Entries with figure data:
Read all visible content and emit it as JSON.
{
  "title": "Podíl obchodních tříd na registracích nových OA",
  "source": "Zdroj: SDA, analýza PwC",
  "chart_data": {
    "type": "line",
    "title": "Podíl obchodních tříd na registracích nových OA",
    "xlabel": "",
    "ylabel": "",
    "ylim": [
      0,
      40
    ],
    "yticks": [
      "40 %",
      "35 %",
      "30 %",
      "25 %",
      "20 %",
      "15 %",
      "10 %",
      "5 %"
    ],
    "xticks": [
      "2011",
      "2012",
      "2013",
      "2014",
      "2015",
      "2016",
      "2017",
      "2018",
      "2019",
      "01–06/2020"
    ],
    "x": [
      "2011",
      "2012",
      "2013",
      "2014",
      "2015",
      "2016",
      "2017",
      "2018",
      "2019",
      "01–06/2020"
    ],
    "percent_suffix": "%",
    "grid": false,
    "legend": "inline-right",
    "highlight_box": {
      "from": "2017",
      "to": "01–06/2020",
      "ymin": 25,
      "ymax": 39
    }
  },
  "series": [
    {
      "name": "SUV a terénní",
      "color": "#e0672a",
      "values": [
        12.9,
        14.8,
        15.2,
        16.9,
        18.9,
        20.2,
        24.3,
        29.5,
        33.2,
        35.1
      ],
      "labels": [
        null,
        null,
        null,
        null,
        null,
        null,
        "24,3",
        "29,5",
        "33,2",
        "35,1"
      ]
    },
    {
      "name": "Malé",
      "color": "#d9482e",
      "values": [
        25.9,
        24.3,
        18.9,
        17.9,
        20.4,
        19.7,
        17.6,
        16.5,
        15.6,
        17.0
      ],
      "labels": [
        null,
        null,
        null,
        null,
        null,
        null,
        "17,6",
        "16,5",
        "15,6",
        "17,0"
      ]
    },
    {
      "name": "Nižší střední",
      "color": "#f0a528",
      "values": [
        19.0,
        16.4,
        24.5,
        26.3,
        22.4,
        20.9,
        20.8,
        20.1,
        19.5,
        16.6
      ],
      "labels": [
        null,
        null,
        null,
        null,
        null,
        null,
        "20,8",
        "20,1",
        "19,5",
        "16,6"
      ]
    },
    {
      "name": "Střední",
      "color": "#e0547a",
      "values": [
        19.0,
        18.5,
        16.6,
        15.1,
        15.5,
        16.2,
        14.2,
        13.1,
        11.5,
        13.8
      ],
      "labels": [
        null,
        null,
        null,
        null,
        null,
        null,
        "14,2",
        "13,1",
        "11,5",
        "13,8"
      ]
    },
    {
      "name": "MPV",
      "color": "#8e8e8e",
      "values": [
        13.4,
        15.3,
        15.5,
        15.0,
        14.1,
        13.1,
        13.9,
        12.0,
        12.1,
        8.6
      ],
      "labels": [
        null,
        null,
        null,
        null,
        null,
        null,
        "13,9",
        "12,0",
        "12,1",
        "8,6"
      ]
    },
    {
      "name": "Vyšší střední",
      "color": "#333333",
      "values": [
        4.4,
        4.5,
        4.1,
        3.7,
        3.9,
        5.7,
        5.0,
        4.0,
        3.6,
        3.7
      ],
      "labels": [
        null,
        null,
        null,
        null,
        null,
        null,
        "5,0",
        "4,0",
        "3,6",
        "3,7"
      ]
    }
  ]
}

§ **WHAT YOU WILL DO**: State only the count of lines above that hold the string "title".

§ **TASK OUTPUT**: 2